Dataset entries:
□ □ □ □ □

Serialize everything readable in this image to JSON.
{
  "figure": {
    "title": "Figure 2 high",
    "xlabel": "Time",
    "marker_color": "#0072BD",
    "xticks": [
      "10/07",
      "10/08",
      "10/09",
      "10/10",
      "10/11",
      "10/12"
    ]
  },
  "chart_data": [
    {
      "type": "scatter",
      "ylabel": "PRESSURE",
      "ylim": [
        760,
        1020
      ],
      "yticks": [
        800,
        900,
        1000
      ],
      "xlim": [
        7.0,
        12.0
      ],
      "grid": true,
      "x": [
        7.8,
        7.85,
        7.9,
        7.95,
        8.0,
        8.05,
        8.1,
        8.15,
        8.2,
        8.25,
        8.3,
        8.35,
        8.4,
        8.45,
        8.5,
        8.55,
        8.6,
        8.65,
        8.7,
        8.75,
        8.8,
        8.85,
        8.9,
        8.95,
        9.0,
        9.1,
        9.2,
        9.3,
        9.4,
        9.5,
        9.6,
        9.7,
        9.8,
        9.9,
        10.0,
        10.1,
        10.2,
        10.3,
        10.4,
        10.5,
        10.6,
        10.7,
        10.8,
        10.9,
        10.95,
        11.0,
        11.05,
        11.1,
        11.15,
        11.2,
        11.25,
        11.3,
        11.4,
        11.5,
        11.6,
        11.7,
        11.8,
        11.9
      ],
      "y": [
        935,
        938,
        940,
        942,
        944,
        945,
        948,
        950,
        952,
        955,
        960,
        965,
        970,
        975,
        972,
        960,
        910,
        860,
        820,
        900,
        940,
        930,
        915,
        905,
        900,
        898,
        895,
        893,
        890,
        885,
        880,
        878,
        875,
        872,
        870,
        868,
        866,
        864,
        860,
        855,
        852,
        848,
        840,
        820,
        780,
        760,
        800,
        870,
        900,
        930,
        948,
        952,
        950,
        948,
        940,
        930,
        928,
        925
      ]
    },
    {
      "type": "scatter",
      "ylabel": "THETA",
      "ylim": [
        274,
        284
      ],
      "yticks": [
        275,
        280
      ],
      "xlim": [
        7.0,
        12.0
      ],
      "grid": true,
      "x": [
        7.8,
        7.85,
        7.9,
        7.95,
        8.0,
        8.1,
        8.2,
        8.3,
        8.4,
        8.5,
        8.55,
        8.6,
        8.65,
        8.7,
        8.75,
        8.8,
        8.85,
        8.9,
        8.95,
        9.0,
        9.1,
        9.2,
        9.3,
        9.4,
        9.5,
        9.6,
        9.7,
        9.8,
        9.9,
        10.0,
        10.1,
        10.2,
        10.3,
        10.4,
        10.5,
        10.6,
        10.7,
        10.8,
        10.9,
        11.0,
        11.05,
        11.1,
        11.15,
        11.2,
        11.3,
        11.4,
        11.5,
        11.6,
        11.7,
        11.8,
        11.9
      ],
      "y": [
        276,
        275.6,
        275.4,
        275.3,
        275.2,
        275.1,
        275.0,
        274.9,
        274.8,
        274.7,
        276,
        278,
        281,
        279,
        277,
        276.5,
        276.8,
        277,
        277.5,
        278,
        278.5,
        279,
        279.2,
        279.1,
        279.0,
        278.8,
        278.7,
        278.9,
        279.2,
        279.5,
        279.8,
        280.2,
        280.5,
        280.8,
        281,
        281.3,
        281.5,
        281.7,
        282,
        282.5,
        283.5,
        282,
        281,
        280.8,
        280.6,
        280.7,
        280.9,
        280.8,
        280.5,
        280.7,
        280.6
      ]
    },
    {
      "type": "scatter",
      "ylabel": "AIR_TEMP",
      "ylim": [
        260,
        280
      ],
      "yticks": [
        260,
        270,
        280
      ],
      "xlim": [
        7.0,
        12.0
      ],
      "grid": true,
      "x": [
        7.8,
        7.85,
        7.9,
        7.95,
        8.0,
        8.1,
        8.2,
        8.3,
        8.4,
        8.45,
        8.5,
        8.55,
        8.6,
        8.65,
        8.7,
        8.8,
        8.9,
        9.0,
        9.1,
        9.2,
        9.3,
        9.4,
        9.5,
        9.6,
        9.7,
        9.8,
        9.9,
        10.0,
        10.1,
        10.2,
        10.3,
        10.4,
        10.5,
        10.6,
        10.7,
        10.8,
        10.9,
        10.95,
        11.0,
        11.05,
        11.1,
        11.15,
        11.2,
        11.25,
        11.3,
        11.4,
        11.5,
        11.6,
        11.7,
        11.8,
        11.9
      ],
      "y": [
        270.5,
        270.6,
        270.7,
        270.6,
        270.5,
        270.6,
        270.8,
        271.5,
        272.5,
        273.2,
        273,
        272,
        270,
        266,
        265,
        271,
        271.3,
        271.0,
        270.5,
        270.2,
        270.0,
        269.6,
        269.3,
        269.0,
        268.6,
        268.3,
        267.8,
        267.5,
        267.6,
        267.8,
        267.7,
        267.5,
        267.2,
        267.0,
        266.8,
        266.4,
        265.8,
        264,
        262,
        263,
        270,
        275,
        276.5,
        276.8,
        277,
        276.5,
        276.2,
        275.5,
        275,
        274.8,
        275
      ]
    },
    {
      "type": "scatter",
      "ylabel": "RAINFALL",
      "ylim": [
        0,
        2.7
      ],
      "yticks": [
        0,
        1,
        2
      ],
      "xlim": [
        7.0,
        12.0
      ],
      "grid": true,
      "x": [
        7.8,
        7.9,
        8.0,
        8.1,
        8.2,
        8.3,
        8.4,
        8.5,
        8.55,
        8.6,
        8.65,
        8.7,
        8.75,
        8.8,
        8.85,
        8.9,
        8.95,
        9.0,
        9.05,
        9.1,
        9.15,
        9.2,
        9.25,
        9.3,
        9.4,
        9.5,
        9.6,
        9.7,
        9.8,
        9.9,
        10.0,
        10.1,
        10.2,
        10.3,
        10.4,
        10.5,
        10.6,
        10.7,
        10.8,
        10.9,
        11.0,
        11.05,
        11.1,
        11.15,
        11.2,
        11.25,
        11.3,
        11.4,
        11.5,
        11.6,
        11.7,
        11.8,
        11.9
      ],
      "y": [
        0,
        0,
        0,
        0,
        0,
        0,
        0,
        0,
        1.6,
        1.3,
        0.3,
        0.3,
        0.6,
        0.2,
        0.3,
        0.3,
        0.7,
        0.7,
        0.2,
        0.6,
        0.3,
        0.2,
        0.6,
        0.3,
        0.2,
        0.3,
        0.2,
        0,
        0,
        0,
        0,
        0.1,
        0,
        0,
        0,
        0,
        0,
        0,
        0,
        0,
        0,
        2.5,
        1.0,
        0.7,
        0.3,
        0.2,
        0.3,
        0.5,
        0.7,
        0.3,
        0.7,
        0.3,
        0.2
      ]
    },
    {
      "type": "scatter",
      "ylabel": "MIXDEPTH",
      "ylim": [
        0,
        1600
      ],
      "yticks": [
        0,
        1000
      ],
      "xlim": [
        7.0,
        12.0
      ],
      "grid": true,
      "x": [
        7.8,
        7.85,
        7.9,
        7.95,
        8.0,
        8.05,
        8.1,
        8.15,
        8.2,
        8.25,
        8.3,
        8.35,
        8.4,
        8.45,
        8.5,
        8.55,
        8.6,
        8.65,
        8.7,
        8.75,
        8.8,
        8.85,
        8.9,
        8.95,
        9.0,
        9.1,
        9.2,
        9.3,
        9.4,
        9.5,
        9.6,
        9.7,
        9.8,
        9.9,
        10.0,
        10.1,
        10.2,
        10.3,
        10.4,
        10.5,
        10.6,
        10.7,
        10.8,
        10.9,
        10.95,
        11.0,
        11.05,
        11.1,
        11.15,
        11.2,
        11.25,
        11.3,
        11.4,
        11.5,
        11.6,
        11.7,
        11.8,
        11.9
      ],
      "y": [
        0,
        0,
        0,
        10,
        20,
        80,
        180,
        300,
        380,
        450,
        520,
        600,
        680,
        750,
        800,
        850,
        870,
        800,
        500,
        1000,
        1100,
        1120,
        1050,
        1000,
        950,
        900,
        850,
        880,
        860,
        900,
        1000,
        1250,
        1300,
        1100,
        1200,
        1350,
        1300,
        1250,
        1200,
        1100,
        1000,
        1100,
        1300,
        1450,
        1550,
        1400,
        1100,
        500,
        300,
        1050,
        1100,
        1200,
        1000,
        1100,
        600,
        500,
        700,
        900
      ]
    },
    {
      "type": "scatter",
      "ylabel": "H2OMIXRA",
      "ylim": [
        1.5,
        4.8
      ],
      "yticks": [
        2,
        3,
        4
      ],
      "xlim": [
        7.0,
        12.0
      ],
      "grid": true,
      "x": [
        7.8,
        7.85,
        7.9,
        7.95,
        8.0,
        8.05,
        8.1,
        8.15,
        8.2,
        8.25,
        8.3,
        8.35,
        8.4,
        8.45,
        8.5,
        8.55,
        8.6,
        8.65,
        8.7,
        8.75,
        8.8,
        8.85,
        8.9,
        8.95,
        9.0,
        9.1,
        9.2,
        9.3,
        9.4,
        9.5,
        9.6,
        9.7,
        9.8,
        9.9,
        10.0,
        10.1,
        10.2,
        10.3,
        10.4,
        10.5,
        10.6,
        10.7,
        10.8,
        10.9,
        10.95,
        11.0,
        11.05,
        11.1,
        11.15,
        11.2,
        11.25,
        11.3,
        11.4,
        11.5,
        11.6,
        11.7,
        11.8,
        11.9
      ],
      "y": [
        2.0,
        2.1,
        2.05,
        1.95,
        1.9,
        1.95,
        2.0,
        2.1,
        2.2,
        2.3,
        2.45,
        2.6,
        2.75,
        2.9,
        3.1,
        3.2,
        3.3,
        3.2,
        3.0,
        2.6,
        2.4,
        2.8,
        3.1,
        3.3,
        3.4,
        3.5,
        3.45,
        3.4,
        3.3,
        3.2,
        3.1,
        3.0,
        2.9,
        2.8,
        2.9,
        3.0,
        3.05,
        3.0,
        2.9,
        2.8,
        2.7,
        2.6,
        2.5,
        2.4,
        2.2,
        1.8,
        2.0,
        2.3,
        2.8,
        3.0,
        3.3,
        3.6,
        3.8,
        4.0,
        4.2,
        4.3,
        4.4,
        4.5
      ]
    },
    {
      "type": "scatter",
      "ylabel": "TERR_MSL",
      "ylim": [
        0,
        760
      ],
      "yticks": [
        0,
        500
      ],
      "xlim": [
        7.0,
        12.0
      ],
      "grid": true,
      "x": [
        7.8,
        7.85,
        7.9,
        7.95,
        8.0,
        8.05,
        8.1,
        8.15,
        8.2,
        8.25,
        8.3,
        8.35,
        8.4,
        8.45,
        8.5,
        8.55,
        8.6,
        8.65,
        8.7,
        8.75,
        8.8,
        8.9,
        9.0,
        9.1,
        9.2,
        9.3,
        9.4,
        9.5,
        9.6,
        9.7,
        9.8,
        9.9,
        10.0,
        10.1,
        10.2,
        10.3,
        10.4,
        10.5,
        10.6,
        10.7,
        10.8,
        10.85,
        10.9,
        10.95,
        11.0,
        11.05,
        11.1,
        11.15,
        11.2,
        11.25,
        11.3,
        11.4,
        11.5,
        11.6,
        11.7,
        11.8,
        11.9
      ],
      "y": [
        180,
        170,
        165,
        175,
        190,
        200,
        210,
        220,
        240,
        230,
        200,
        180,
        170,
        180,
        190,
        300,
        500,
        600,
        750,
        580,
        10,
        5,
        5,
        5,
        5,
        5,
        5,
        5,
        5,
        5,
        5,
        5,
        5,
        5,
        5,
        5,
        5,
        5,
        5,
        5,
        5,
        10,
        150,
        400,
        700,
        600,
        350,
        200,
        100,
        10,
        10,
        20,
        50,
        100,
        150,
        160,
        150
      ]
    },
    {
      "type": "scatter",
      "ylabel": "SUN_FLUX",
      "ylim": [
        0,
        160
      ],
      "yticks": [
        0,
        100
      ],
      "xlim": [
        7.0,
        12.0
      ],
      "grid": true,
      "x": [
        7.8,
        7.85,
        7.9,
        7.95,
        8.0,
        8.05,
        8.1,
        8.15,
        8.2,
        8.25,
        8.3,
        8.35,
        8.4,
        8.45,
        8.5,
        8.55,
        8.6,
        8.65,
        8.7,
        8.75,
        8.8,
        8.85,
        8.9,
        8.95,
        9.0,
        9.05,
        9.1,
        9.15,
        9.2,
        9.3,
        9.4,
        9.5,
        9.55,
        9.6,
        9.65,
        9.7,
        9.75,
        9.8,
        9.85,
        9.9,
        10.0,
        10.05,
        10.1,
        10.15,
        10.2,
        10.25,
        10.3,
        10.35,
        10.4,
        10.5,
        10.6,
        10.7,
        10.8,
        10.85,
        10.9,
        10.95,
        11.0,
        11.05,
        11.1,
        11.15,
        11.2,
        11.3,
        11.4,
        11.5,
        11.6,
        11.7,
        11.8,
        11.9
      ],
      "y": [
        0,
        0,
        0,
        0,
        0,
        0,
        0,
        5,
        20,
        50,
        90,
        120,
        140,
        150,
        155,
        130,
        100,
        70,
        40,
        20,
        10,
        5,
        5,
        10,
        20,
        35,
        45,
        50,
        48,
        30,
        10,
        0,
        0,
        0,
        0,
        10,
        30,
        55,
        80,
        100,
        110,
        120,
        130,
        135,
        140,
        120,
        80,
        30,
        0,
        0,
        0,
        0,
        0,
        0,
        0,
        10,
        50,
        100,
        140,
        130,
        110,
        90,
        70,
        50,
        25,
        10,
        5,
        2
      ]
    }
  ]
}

□ □ □ □ □

### Problem details
How many lines of the entries above hold the string "ylabel"? Reply with the number alone.

### Output below
8